*ИСХОДНЫЙ ТЕКСТ*.
★ ★ ★ ★ ★ ★ ★

Звери. История группы - Зверь Рома
В бутик приходили и русские экспаты. Среди них был прекрасный человек по имени Саша: он хорошо готовил, у него была своя поваренная книга, он великолепно разбирался во французской кухне. Знал такие соусы, которые даже не все французы знают. Настоящий фанат кулинарии. Саша рассказал мне несколько рецептов французских блюд, и я их там у себя в квартире готовил. В основном по рецептам с вином. Ну там соусы разные. Для соуса ведь немного надо, стаканчик. Пока готовишь, бутылочку и выпиваешь. Но ведь так готовят все нормальные люди, правда?
В Париже я впервые попробовал луковый суп. Я ненавижу лук. Но все едят этот суп, и я понимаю, что, видимо, в этом есть что‐то такое, что заставляет людей есть этот чертов луковый суп. В принципе, я ем любые первые блюда, борщи например, я употребляю бульон и другие ингредиенты, а лук просто откладываю. Поэтому я предположил, что легко смогу съесть гренку с сыром и запить бульончиком, что я и сделал. Мне очень понравилось. Но лук я по-прежнему не ем.
Я немного учил французский в начальных классах, потом переехал в другой город, там французский не преподавали. Английскому меня тоже не захотели учить, сказали, с тобой все понятно, поздно. Есть учителя, которые плюют на свои обязанности. Поэтому французский был у меня только первые три класса. С Сарой мы учили друг друга: я объяснял ей смысл каких‐то русских слов, оборотов, которые она в институте никогда бы не услышала. А она учила меня необходимым фразам в быту. Как заказать белого вина в ресторане? Je voudrais du vin blanc, s’il vous plaît, monsieur.

★ ★ ★ ★ ★ ★ ★

Записи о положении объектов
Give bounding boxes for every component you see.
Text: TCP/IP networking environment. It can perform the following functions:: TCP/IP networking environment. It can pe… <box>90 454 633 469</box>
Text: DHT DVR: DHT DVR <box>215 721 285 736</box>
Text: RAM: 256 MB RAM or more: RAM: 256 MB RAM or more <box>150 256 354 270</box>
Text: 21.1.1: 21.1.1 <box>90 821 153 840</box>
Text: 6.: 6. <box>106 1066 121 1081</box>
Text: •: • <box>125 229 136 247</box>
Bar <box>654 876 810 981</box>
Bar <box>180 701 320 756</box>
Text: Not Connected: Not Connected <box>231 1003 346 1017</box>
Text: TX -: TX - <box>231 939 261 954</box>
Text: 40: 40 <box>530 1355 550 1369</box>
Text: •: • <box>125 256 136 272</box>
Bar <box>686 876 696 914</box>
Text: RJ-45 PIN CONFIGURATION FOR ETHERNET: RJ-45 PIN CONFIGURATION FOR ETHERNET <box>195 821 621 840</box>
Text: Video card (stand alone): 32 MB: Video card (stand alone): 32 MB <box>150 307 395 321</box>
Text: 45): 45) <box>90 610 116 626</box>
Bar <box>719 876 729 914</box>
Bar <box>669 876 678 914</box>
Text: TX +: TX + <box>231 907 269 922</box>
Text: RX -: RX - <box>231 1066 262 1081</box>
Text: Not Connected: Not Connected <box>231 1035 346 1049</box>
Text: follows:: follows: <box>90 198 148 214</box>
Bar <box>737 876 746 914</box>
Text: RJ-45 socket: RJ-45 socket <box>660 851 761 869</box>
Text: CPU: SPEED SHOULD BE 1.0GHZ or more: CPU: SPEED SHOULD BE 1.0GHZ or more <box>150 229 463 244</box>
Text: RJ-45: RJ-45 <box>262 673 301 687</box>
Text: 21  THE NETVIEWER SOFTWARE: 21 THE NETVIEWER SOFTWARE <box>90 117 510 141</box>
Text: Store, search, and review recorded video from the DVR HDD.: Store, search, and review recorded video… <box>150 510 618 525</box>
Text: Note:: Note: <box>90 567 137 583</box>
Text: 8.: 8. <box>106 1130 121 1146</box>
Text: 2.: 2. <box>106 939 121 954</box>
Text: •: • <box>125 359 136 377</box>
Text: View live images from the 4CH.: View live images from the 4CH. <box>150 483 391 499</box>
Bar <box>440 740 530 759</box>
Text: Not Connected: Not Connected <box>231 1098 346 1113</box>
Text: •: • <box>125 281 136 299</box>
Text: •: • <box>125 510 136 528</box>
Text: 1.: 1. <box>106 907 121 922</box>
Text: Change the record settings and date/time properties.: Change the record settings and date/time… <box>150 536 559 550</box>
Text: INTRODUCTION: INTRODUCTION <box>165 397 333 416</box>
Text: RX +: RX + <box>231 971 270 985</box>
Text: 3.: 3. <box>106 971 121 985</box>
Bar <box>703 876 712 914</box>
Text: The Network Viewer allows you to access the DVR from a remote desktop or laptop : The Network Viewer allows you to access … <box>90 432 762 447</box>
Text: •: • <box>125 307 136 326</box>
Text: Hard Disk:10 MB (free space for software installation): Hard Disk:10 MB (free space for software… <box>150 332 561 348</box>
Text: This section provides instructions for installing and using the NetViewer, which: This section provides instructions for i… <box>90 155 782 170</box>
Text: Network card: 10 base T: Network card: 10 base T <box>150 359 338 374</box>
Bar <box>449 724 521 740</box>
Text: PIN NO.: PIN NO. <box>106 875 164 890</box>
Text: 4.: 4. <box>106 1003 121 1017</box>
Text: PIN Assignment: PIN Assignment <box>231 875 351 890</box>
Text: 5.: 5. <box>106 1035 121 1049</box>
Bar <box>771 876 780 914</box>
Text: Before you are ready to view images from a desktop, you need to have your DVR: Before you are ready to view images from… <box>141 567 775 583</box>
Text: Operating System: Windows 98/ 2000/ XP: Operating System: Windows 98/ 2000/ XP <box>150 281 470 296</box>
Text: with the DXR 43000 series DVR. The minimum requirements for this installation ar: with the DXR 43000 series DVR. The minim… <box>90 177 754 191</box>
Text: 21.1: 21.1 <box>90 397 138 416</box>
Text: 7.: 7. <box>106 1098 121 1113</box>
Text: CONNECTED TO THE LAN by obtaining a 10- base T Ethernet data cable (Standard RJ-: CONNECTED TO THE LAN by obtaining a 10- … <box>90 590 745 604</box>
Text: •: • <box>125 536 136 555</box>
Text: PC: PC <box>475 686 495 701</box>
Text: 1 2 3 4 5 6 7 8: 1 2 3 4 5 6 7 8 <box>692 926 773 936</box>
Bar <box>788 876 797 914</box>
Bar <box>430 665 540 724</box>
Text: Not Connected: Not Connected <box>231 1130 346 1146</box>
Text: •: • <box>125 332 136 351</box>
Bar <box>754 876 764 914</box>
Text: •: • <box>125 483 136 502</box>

★ ★ ★ ★ ★ ★ ★

*ЧТО СДЕЛАТЬ*.
1. Перепечатайте записи без изменений, начиная с самой первой строки и заканчивая строкой, где есть «Text: Store, search, and», включая обе границы.
2. Напишите продолжение отрывка о жизни в Париже, которое начинается сразу после его последнего предложения.
Отрывок о жизни в Париже и записи между собой никак не связаны.

*РЕЗУЛЬТАТЫ ЗАДАНИЙ*.
1.
Give bounding boxes for every component you see.
Text: TCP/IP networking environment. It can perform the following functions:: TCP/IP networking environment. It can pe… <box>90 454 633 469</box>
Text: DHT DVR: DHT DVR <box>215 721 285 736</box>
Text: RAM: 256 MB RAM or more: RAM: 256 MB RAM or more <box>150 256 354 270</box>
Text: 21.1.1: 21.1.1 <box>90 821 153 840</box>
Text: 6.: 6. <box>106 1066 121 1081</box>
Text: •: • <box>125 229 136 247</box>
Bar <box>654 876 810 981</box>
Bar <box>180 701 320 756</box>
Text: Not Connected: Not Connected <box>231 1003 346 1017</box>
Text: TX -: TX - <box>231 939 261 954</box>
Text: 40: 40 <box>530 1355 550 1369</box>
Text: •: • <box>125 256 136 272</box>
Bar <box>686 876 696 914</box>
Text: RJ-45 PIN CONFIGURATION FOR ETHERNET: RJ-45 PIN CONFIGURATION FOR ETHERNET <box>195 821 621 840</box>
Text: Video card (stand alone): 32 MB: Video card (stand alone): 32 MB <box>150 307 395 321</box>
Text: 45): 45) <box>90 610 116 626</box>
Bar <box>719 876 729 914</box>
Bar <box>669 876 678 914</box>
Text: TX +: TX + <box>231 907 269 922</box>
Text: RX -: RX - <box>231 1066 262 1081</box>
Text: Not Connected: Not Connected <box>231 1035 346 1049</box>
Text: follows:: follows: <box>90 198 148 214</box>
Bar <box>737 876 746 914</box>
Text: RJ-45 socket: RJ-45 socket <box>660 851 761 869</box>
Text: CPU: SPEED SHOULD BE 1.0GHZ or more: CPU: SPEED SHOULD BE 1.0GHZ or more <box>150 229 463 244</box>
Text: RJ-45: RJ-45 <box>262 673 301 687</box>
Text: 21  THE NETVIEWER SOFTWARE: 21 THE NETVIEWER SOFTWARE <box>90 117 510 141</box>
Text: Store, search, and review recorded video from the DVR HDD.: Store, search, and review recorded video… <box>150 510 618 525</box>

2.
Из Марэ я практически не выходил, никаких прогулок бессмысленных не было. Мне и Марэ хватало всегда – там есть всё, и всё это рядом. Переходишь Риволи, метро Сен-Поль и попадаешь на остров. А там тоже всё есть. Кабаре, где можно музыку вечером послушать. Время от времени мы приезжали в другие районы Парижа, ведь так много ресторанов и хочется разной еды. Либо я ехал в какие‐нибудь особенные места. Допустим, захотелось посетить кладбище Пер-Лашез. Съездил, посмотрел, побродил, пофоткал. Или на Монмартр, где все вангоги жили, погулять по тем квартальчикам. Словом, отдельные вылазки у меня случались. Есть у меня в Марэ любимое место – набережная Орлеан, остров Сен-Луи. Там неподалеку продают самое вкусное мороженое в Париже. Мы приходили вечером на набережную, когда она вся усеяна людьми. Сидят, ноги свесили и винишко попивают. У меня куча фотографий отсюда. Отличный вид на Нотр-Дам. Самое прикольное место в городе.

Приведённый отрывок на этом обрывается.